**Data for processing:**

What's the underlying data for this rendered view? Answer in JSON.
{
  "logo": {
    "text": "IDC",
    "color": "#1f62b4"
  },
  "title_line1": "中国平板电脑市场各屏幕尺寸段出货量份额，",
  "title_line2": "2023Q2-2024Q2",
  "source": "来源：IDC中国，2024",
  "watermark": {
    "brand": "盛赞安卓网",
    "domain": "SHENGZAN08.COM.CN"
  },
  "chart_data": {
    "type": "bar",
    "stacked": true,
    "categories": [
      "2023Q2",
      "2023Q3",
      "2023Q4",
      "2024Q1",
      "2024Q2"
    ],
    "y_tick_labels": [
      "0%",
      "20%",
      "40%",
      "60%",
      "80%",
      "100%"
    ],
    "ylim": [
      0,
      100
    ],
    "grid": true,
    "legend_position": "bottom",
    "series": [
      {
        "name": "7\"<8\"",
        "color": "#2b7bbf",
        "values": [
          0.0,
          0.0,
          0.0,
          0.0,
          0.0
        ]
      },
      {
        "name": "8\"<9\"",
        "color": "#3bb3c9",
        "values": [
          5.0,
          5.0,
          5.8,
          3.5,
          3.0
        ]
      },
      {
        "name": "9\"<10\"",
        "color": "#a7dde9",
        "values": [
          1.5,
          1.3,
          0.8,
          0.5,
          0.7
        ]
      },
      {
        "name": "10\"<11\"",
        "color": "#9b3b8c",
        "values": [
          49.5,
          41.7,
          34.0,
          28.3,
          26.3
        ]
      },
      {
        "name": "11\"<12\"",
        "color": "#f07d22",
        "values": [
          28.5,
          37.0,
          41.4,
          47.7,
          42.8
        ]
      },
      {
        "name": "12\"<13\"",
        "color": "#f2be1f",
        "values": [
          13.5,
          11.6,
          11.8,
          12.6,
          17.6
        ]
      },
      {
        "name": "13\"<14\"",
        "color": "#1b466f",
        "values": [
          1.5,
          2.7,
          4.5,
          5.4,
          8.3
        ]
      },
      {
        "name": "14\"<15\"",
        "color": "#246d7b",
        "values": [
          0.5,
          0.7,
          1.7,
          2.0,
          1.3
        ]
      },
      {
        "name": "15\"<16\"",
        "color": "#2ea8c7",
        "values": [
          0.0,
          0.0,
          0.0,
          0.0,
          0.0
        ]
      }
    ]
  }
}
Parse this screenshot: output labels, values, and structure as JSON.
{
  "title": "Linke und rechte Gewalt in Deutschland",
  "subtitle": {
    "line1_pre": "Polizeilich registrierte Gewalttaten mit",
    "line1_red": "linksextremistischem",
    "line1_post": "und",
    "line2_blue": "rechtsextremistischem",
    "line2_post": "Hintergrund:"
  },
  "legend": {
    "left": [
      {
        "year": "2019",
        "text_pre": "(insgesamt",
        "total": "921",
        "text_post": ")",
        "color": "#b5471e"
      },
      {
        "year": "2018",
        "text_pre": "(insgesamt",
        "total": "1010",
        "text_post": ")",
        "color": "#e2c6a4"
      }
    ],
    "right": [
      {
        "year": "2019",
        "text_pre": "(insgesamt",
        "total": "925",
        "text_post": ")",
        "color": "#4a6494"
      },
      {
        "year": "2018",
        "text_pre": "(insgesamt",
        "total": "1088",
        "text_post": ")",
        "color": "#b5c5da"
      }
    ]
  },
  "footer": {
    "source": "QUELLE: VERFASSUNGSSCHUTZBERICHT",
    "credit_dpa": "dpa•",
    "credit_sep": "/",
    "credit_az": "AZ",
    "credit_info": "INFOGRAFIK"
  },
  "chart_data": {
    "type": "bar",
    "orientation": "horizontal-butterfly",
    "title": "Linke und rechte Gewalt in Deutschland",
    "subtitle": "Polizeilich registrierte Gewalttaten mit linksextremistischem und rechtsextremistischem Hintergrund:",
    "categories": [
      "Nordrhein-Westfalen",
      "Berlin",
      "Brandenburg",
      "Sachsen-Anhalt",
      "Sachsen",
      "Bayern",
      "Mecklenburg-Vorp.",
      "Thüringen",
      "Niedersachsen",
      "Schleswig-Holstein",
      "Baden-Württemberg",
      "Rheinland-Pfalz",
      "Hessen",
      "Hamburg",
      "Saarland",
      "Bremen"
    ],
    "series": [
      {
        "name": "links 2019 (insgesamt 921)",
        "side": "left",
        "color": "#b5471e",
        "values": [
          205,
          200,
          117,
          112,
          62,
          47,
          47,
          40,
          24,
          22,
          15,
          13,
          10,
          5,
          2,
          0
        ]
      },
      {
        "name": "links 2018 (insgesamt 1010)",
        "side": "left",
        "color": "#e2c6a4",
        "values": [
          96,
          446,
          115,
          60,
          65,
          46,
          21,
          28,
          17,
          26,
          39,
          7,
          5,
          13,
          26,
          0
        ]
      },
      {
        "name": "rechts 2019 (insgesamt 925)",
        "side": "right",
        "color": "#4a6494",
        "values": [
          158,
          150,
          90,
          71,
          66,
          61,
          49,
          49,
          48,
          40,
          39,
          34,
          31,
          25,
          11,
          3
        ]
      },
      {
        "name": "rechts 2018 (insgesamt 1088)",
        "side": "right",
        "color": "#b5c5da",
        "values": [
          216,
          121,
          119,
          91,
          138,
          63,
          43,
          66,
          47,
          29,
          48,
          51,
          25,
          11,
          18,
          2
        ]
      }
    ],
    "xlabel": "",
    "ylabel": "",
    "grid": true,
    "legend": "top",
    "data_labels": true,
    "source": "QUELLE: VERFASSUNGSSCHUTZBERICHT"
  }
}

**What you are asked to do:** Copy all data exactly, start to finish.

**Solution for this exercise:**
What's the underlying data for this rendered view? Answer in JSON.
{
  "logo": {
    "text": "IDC",
    "color": "#1f62b4"
  },
  "title_line1": "中国平板电脑市场各屏幕尺寸段出货量份额，",
  "title_line2": "2023Q2-2024Q2",
  "source": "来源：IDC中国，2024",
  "watermark": {
    "brand": "盛赞安卓网",
    "domain": "SHENGZAN08.COM.CN"
  },
  "chart_data": {
    "type": "bar",
    "stacked": true,
    "categories": [
      "2023Q2",
      "2023Q3",
      "2023Q4",
      "2024Q1",
      "2024Q2"
    ],
    "y_tick_labels": [
      "0%",
      "20%",
      "40%",
      "60%",
      "80%",
      "100%"
    ],
    "ylim": [
      0,
      100
    ],
    "grid": true,
    "legend_position": "bottom",
    "series": [
      {
        "name": "7\"<8\"",
        "color": "#2b7bbf",
        "values": [
          0.0,
          0.0,
          0.0,
          0.0,
          0.0
        ]
      },
      {
        "name": "8\"<9\"",
        "color": "#3bb3c9",
        "values": [
          5.0,
          5.0,
          5.8,
          3.5,
          3.0
        ]
      },
      {
        "name": "9\"<10\"",
        "color": "#a7dde9",
        "values": [
          1.5,
          1.3,
          0.8,
          0.5,
          0.7
        ]
      },
      {
        "name": "10\"<11\"",
        "color": "#9b3b8c",
        "values": [
          49.5,
          41.7,
          34.0,
          28.3,
          26.3
        ]
      },
      {
        "name": "11\"<12\"",
        "color": "#f07d22",
        "values": [
          28.5,
          37.0,
          41.4,
          47.7,
          42.8
        ]
      },
      {
        "name": "12\"<13\"",
        "color": "#f2be1f",
        "values": [
          13.5,
          11.6,
          11.8,
          12.6,
          17.6
        ]
      },
      {
        "name": "13\"<14\"",
        "color": "#1b466f",
        "values": [
          1.5,
          2.7,
          4.5,
          5.4,
          8.3
        ]
      },
      {
        "name": "14\"<15\"",
        "color": "#246d7b",
        "values": [
          0.5,
          0.7,
          1.7,
          2.0,
          1.3
        ]
      },
      {
        "name": "15\"<16\"",
        "color": "#2ea8c7",
        "values": [
          0.0,
          0.0,
          0.0,
          0.0,
          0.0
        ]
      }
    ]
  }
}
Parse this screenshot: output labels, values, and structure as JSON.
{
  "title": "Linke und rechte Gewalt in Deutschland",
  "subtitle": {
    "line1_pre": "Polizeilich registrierte Gewalttaten mit",
    "line1_red": "linksextremistischem",
    "line1_post": "und",
    "line2_blue": "rechtsextremistischem",
    "line2_post": "Hintergrund:"
  },
  "legend": {
    "left": [
      {
        "year": "2019",
        "text_pre": "(insgesamt",
        "total": "921",
        "text_post": ")",
        "color": "#b5471e"
      },
      {
        "year": "2018",
        "text_pre": "(insgesamt",
        "total": "1010",
        "text_post": ")",
        "color": "#e2c6a4"
      }
    ],
    "right": [
      {
        "year": "2019",
        "text_pre": "(insgesamt",
        "total": "925",
        "text_post": ")",
        "color": "#4a6494"
      },
      {
        "year": "2018",
        "text_pre": "(insgesamt",
        "total": "1088",
        "text_post": ")",
        "color": "#b5c5da"
      }
    ]
  },
  "footer": {
    "source": "QUELLE: VERFASSUNGSSCHUTZBERICHT",
    "credit_dpa": "dpa•",
    "credit_sep": "/",
    "credit_az": "AZ",
    "credit_info": "INFOGRAFIK"
  },
  "chart_data": {
    "type": "bar",
    "orientation": "horizontal-butterfly",
    "title": "Linke und rechte Gewalt in Deutschland",
    "subtitle": "Polizeilich registrierte Gewalttaten mit linksextremistischem und rechtsextremistischem Hintergrund:",
    "categories": [
      "Nordrhein-Westfalen",
      "Berlin",
      "Brandenburg",
      "Sachsen-Anhalt",
      "Sachsen",
      "Bayern",
      "Mecklenburg-Vorp.",
      "Thüringen",
      "Niedersachsen",
      "Schleswig-Holstein",
      "Baden-Württemberg",
      "Rheinland-Pfalz",
      "Hessen",
      "Hamburg",
      "Saarland",
      "Bremen"
    ],
    "series": [
      {
        "name": "links 2019 (insgesamt 921)",
        "side": "left",
        "color": "#b5471e",
        "values": [
          205,
          200,
          117,
          112,
          62,
          47,
          47,
          40,
          24,
          22,
          15,
          13,
          10,
          5,
          2,
          0
        ]
      },
      {
        "name": "links 2018 (insgesamt 1010)",
        "side": "left",
        "color": "#e2c6a4",
        "values": [
          96,
          446,
          115,
          60,
          65,
          46,
          21,
          28,
          17,
          26,
          39,
          7,
          5,
          13,
          26,
          0
        ]
      },
      {
        "name": "rechts 2019 (insgesamt 925)",
        "side": "right",
        "color": "#4a6494",
        "values": [
          158,
          150,
          90,
          71,
          66,
          61,
          49,
          49,
          48,
          40,
          39,
          34,
          31,
          25,
          11,
          3
        ]
      },
      {
        "name": "rechts 2018 (insgesamt 1088)",
        "side": "right",
        "color": "#b5c5da",
        "values": [
          216,
          121,
          119,
          91,
          138,
          63,
          43,
          66,
          47,
          29,
          48,
          51,
          25,
          11,
          18,
          2
        ]
      }
    ],
    "xlabel": "",
    "ylabel": "",
    "grid": true,
    "legend": "top",
    "data_labels": true,
    "source": "QUELLE: VERFASSUNGSSCHUTZBERICHT"
  }
}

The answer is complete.